[Dataset records]
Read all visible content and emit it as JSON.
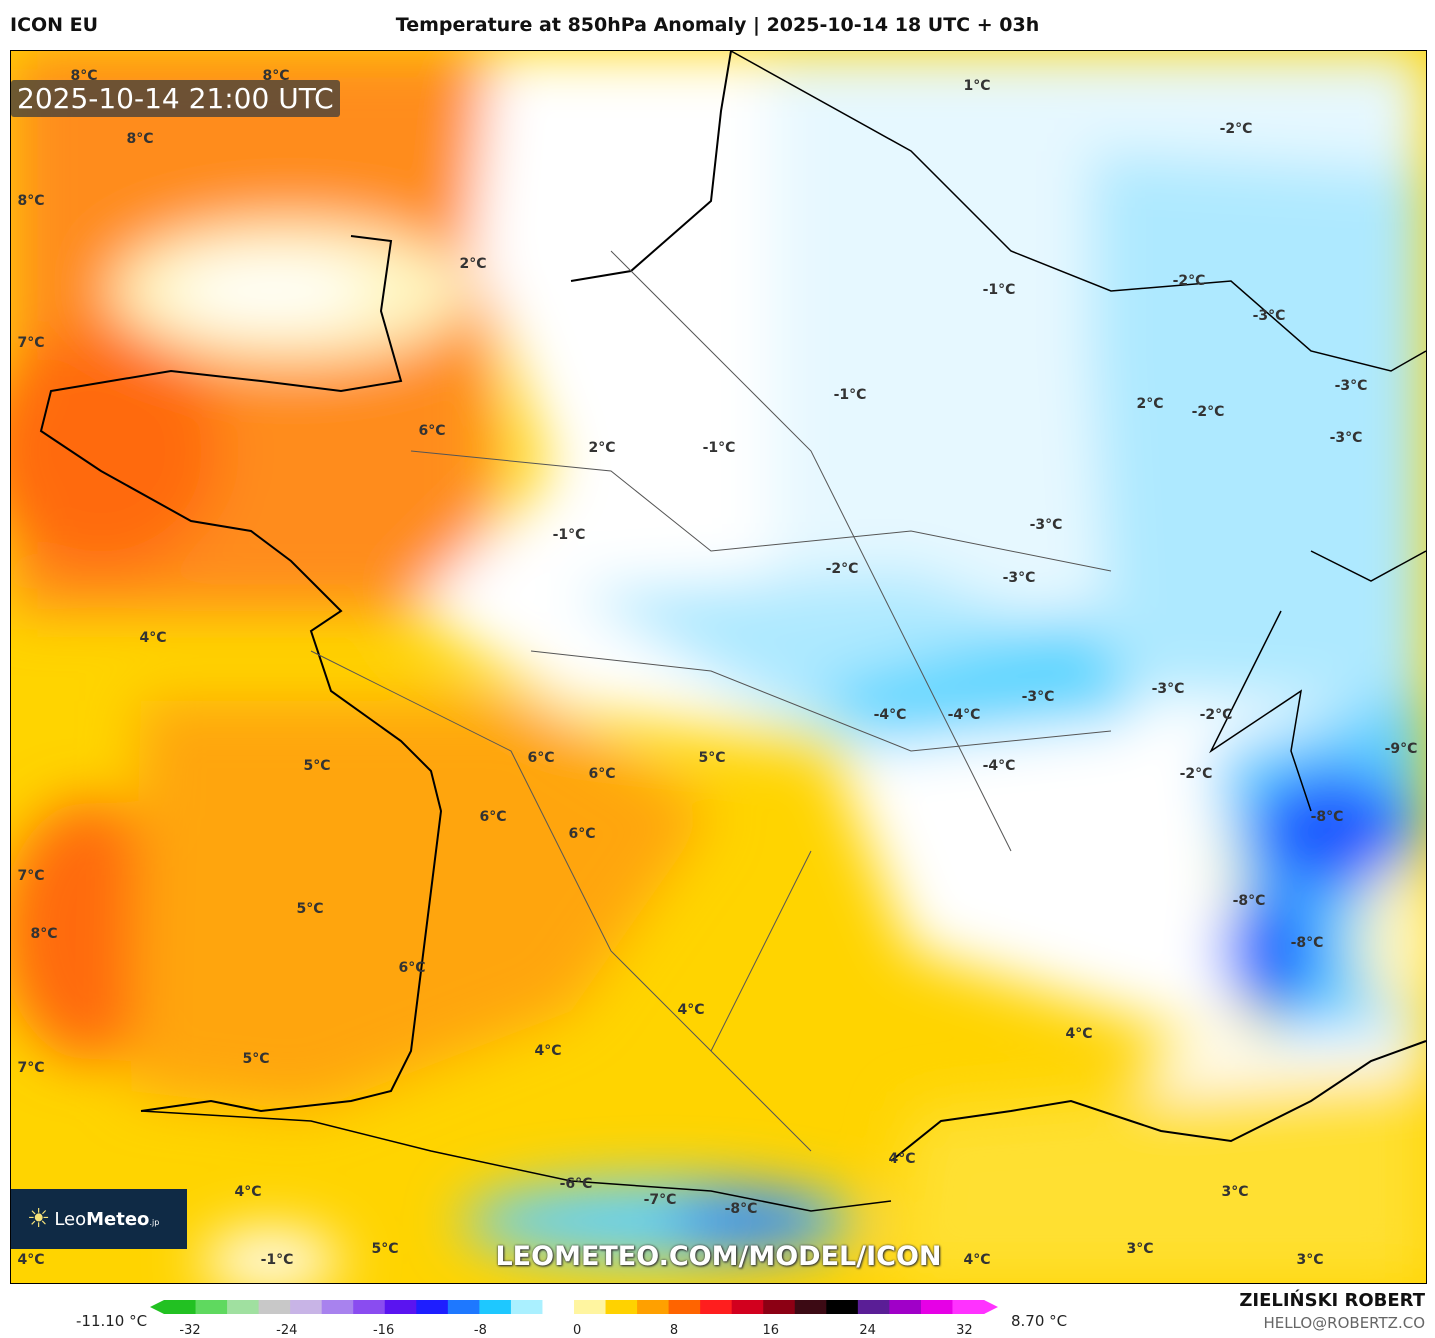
{
  "header": {
    "model": "ICON EU",
    "title": "Temperature at 850hPa Anomaly | 2025-10-14 18 UTC + 03h"
  },
  "map": {
    "valid_time": "2025-10-14 21:00 UTC",
    "watermark_url": "LEOMETEO.COM/MODEL/ICON",
    "logo": {
      "prefix": "Leo",
      "bold": "Meteo",
      "suffix": ".jp"
    },
    "labels": [
      "8°C",
      "8°C",
      "8°C",
      "8°C",
      "7°C",
      "1°C",
      "-2°C",
      "2°C",
      "-1°C",
      "-2°C",
      "-3°C",
      "-3°C",
      "6°C",
      "-1°C",
      "2°C",
      "-2°C",
      "-3°C",
      "2°C",
      "-1°C",
      "-3°C",
      "-1°C",
      "-2°C",
      "-3°C",
      "4°C",
      "-3°C",
      "-3°C",
      "-4°C",
      "-4°C",
      "-2°C",
      "-9°C",
      "5°C",
      "6°C",
      "6°C",
      "5°C",
      "-4°C",
      "-2°C",
      "-8°C",
      "6°C",
      "6°C",
      "7°C",
      "-8°C",
      "5°C",
      "8°C",
      "-8°C",
      "6°C",
      "4°C",
      "4°C",
      "4°C",
      "5°C",
      "7°C",
      "4°C",
      "3°C",
      "4°C",
      "-6°C",
      "-7°C",
      "-8°C",
      "4°C",
      "-1°C",
      "5°C",
      "3°C",
      "4°C",
      "3°C"
    ]
  },
  "colorbar": {
    "min_label": "-11.10 °C",
    "max_label": "8.70 °C",
    "ticks": [
      "-32",
      "-24",
      "-16",
      "-8",
      "0",
      "8",
      "16",
      "24",
      "32"
    ],
    "colors": [
      "#22c122",
      "#5fd95f",
      "#a0e0a0",
      "#c8c8c8",
      "#c8b4e6",
      "#a882ee",
      "#8a4cf0",
      "#5a14f0",
      "#1e1eff",
      "#1e78ff",
      "#1ec8ff",
      "#aaf0ff",
      "#ffffff",
      "#fff5a0",
      "#ffd200",
      "#ffa000",
      "#ff6400",
      "#ff1e1e",
      "#d2001e",
      "#8c0014",
      "#3c0a14",
      "#000000",
      "#5a1e96",
      "#a000c8",
      "#e600e6",
      "#ff32ff"
    ]
  },
  "footer": {
    "author": "ZIELIŃSKI ROBERT",
    "email": "HELLO@ROBERTZ.CO"
  }
}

_Aim of the task_: Repeat every record precisely. Any picture among them stays out of the copy.

_Reply to the task_:
Read all visible content and emit it as JSON.
{
  "header": {
    "model": "ICON EU",
    "title": "Temperature at 850hPa Anomaly | 2025-10-14 18 UTC + 03h"
  },
  "map": {
    "valid_time": "2025-10-14 21:00 UTC",
    "watermark_url": "LEOMETEO.COM/MODEL/ICON",
    "logo": {
      "prefix": "Leo",
      "bold": "Meteo",
      "suffix": ".jp"
    },
    "labels": [
      "8°C",
      "8°C",
      "8°C",
      "8°C",
      "7°C",
      "1°C",
      "-2°C",
      "2°C",
      "-1°C",
      "-2°C",
      "-3°C",
      "-3°C",
      "6°C",
      "-1°C",
      "2°C",
      "-2°C",
      "-3°C",
      "2°C",
      "-1°C",
      "-3°C",
      "-1°C",
      "-2°C",
      "-3°C",
      "4°C",
      "-3°C",
      "-3°C",
      "-4°C",
      "-4°C",
      "-2°C",
      "-9°C",
      "5°C",
      "6°C",
      "6°C",
      "5°C",
      "-4°C",
      "-2°C",
      "-8°C",
      "6°C",
      "6°C",
      "7°C",
      "-8°C",
      "5°C",
      "8°C",
      "-8°C",
      "6°C",
      "4°C",
      "4°C",
      "4°C",
      "5°C",
      "7°C",
      "4°C",
      "3°C",
      "4°C",
      "-6°C",
      "-7°C",
      "-8°C",
      "4°C",
      "-1°C",
      "5°C",
      "3°C",
      "4°C",
      "3°C"
    ]
  },
  "colorbar": {
    "min_label": "-11.10 °C",
    "max_label": "8.70 °C",
    "ticks": [
      "-32",
      "-24",
      "-16",
      "-8",
      "0",
      "8",
      "16",
      "24",
      "32"
    ],
    "colors": [
      "#22c122",
      "#5fd95f",
      "#a0e0a0",
      "#c8c8c8",
      "#c8b4e6",
      "#a882ee",
      "#8a4cf0",
      "#5a14f0",
      "#1e1eff",
      "#1e78ff",
      "#1ec8ff",
      "#aaf0ff",
      "#ffffff",
      "#fff5a0",
      "#ffd200",
      "#ffa000",
      "#ff6400",
      "#ff1e1e",
      "#d2001e",
      "#8c0014",
      "#3c0a14",
      "#000000",
      "#5a1e96",
      "#a000c8",
      "#e600e6",
      "#ff32ff"
    ]
  },
  "footer": {
    "author": "ZIELIŃSKI ROBERT",
    "email": "HELLO@ROBERTZ.CO"
  }
}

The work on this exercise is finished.